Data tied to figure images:
**********
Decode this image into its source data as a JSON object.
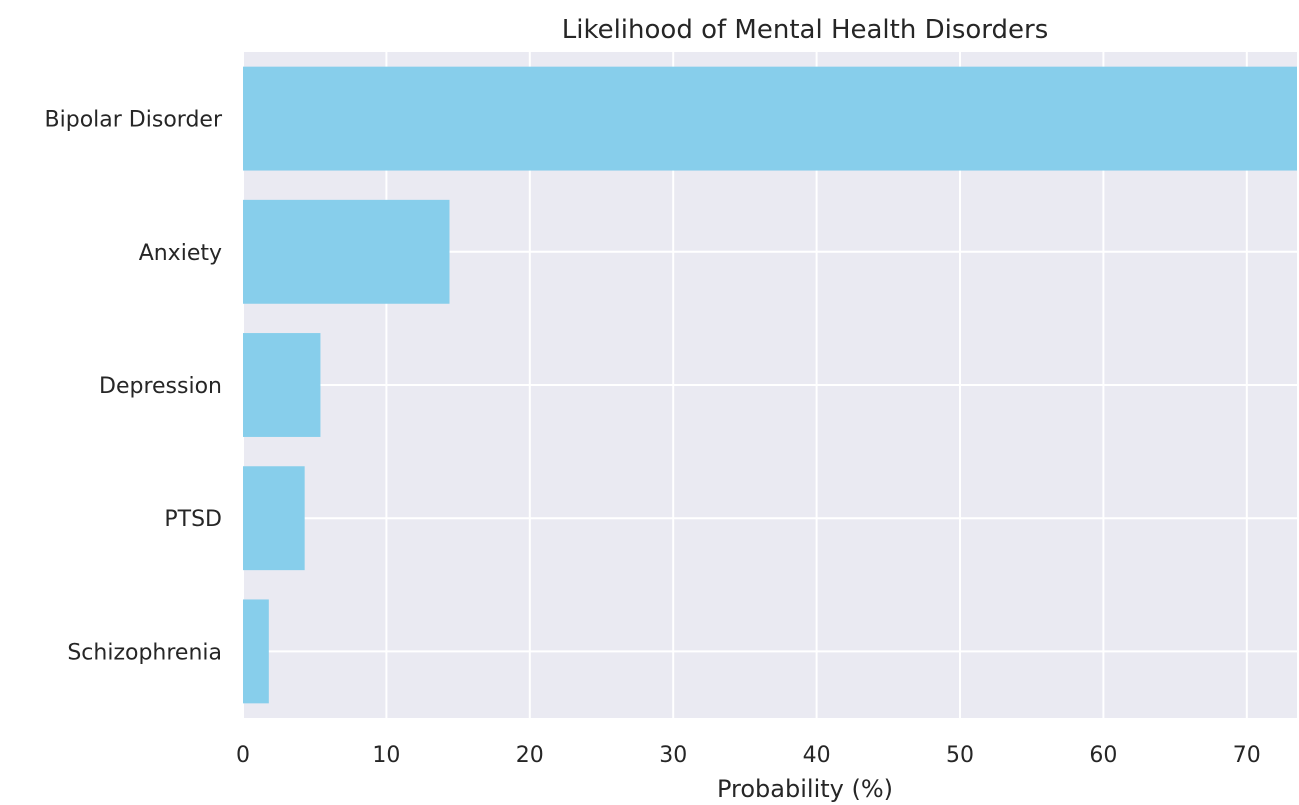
{
  "chart_data": {
    "type": "bar",
    "orientation": "horizontal",
    "title": "Likelihood of Mental Health Disorders",
    "xlabel": "Probability (%)",
    "ylabel": "",
    "categories": [
      "Bipolar Disorder",
      "Anxiety",
      "Depression",
      "PTSD",
      "Schizophrenia"
    ],
    "values": [
      73.5,
      14.4,
      5.4,
      4.3,
      1.8
    ],
    "xlim": [
      0,
      73.5
    ],
    "xticks": [
      0,
      10,
      20,
      30,
      40,
      50,
      60,
      70
    ],
    "grid": true,
    "legend": "none",
    "bar_color": "#87ceeb",
    "plot_background": "#eaeaf2",
    "grid_color": "#ffffff"
  }
}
**********
PROBLEM STATEMENT: Quote each line of the listing exactly, but leave the pictures out.

EXPECTED OUTPUT:
Decode this image into its source data as a JSON object.
{
  "chart_data": {
    "type": "bar",
    "orientation": "horizontal",
    "title": "Likelihood of Mental Health Disorders",
    "xlabel": "Probability (%)",
    "ylabel": "",
    "categories": [
      "Bipolar Disorder",
      "Anxiety",
      "Depression",
      "PTSD",
      "Schizophrenia"
    ],
    "values": [
      73.5,
      14.4,
      5.4,
      4.3,
      1.8
    ],
    "xlim": [
      0,
      73.5
    ],
    "xticks": [
      0,
      10,
      20,
      30,
      40,
      50,
      60,
      70
    ],
    "grid": true,
    "legend": "none",
    "bar_color": "#87ceeb",
    "plot_background": "#eaeaf2",
    "grid_color": "#ffffff"
  }
}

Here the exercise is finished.